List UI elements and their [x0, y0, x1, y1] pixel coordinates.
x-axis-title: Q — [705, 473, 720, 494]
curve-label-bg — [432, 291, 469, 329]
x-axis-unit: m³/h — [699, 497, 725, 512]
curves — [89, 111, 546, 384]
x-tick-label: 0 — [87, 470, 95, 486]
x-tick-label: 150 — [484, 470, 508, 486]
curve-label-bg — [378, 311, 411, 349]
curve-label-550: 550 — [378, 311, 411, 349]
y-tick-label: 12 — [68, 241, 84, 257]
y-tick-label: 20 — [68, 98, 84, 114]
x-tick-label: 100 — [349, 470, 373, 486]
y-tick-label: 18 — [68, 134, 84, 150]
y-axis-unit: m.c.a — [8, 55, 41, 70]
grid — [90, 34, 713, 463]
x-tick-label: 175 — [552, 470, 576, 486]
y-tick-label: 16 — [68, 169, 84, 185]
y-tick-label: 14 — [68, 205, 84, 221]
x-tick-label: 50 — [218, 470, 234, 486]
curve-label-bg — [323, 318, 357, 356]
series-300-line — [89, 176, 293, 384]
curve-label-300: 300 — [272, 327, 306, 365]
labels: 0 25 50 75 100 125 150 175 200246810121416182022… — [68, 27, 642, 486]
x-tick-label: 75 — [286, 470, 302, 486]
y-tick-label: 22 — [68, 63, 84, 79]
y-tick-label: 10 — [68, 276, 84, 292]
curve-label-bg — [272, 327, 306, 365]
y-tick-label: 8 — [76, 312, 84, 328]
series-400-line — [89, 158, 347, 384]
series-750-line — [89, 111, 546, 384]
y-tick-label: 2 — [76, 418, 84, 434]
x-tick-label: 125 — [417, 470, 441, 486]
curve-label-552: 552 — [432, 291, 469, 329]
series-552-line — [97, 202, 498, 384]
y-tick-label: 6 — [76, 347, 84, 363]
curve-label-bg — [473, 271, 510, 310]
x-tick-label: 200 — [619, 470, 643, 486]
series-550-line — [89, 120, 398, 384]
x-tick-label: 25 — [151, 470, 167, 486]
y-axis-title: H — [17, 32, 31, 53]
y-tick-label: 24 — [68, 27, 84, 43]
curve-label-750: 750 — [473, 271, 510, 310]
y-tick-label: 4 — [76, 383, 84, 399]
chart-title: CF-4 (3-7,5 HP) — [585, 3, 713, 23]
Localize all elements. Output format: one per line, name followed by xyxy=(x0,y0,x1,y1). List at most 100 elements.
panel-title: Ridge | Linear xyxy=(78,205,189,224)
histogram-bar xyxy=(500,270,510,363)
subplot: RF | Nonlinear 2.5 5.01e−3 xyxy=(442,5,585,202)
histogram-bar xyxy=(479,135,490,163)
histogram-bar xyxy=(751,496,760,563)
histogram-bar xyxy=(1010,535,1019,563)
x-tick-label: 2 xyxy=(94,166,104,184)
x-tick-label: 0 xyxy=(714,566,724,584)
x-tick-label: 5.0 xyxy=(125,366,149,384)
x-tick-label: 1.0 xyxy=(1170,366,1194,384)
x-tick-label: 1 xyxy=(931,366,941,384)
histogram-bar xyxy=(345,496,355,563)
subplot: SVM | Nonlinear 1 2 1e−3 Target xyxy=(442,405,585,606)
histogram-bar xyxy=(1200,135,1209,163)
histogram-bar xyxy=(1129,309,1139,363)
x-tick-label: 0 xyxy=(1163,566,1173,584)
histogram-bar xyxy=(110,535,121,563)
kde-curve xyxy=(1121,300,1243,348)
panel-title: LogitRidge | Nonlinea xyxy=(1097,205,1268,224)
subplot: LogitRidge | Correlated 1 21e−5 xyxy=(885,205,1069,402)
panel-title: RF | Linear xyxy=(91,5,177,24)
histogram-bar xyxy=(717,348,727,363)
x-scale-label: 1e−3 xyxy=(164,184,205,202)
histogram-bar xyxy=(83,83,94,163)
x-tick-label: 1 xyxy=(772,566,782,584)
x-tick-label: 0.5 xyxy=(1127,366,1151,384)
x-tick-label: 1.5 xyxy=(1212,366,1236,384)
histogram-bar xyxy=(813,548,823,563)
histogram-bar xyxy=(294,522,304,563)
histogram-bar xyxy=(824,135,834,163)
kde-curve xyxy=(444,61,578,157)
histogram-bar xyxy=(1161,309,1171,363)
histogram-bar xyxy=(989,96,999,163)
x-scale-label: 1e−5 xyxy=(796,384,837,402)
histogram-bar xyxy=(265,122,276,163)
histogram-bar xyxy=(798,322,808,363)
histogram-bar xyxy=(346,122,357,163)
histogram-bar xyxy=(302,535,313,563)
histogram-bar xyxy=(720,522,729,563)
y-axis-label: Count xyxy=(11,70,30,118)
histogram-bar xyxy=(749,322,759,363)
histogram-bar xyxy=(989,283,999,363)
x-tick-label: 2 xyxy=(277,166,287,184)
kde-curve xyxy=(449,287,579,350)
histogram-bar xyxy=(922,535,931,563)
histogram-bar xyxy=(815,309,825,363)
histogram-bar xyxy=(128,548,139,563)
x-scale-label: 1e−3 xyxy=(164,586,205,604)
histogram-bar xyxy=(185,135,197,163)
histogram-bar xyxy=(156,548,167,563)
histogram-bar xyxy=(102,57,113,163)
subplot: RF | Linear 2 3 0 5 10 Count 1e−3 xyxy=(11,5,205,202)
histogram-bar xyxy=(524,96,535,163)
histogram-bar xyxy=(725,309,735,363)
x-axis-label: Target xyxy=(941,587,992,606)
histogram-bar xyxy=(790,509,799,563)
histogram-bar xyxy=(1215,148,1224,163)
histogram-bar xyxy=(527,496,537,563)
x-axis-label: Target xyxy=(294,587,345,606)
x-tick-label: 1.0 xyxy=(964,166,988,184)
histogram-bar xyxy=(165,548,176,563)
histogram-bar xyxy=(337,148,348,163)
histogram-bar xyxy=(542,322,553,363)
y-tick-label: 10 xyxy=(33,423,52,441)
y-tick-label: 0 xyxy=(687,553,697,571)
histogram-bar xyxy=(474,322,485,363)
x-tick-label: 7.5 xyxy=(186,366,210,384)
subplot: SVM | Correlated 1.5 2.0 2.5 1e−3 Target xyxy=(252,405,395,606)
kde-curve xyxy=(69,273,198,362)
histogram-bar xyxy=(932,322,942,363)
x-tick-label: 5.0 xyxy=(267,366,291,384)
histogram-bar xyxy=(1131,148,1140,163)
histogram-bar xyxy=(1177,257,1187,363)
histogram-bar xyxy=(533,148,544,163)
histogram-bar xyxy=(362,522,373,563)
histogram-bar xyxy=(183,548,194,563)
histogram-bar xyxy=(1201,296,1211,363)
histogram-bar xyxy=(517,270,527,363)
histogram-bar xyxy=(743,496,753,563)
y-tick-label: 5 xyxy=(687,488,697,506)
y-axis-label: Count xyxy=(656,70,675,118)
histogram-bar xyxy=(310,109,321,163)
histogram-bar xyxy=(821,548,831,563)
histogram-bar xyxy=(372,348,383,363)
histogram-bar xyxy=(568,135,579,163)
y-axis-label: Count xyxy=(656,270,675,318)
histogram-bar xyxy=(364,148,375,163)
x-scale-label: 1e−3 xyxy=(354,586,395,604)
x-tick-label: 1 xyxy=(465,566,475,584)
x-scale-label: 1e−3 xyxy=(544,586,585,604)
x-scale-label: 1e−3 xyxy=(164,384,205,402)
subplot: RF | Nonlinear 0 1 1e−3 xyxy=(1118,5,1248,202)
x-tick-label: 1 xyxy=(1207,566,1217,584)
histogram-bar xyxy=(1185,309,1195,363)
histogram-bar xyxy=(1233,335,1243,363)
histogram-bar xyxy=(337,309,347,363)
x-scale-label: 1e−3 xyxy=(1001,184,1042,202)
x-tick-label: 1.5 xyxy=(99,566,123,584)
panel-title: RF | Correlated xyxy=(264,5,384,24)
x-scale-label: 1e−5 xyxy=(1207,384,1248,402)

> _Aim_
Please give the part of the material that opens with its first line and closes with the line containing "y-tick-label: 6 — [76, 347, 84, 363]", both lines included, as a numbered list with blank lines left out.

> _Full response_
1. List UI elements and their [x0, y0, x1, y1] pixel coordinates.
2. x-axis-title: Q — [705, 473, 720, 494]
3. curve-label-bg — [432, 291, 469, 329]
4. x-axis-unit: m³/h — [699, 497, 725, 512]
5. curves — [89, 111, 546, 384]
6. x-tick-label: 0 — [87, 470, 95, 486]
7. x-tick-label: 150 — [484, 470, 508, 486]
8. curve-label-bg — [378, 311, 411, 349]
9. curve-label-550: 550 — [378, 311, 411, 349]
10. y-tick-label: 12 — [68, 241, 84, 257]
11. y-tick-label: 20 — [68, 98, 84, 114]
12. x-tick-label: 100 — [349, 470, 373, 486]
13. y-tick-label: 18 — [68, 134, 84, 150]
14. y-axis-unit: m.c.a — [8, 55, 41, 70]
15. grid — [90, 34, 713, 463]
16. x-tick-label: 175 — [552, 470, 576, 486]
17. y-tick-label: 16 — [68, 169, 84, 185]
18. y-tick-label: 14 — [68, 205, 84, 221]
19. x-tick-label: 50 — [218, 470, 234, 486]
20. curve-label-bg — [323, 318, 357, 356]
21. series-300-line — [89, 176, 293, 384]
22. curve-label-300: 300 — [272, 327, 306, 365]
23. labels: 0 25 50 75 100 125 150 175 200246810121416182022… — [68, 27, 642, 486]
24. x-tick-label: 75 — [286, 470, 302, 486]
25. y-tick-label: 22 — [68, 63, 84, 79]
26. y-tick-label: 10 — [68, 276, 84, 292]
27. curve-label-bg — [272, 327, 306, 365]
28. y-tick-label: 8 — [76, 312, 84, 328]
29. series-400-line — [89, 158, 347, 384]
30. series-750-line — [89, 111, 546, 384]
31. y-tick-label: 2 — [76, 418, 84, 434]
32. x-tick-label: 125 — [417, 470, 441, 486]
33. curve-label-552: 552 — [432, 291, 469, 329]
34. series-552-line — [97, 202, 498, 384]
35. y-tick-label: 6 — [76, 347, 84, 363]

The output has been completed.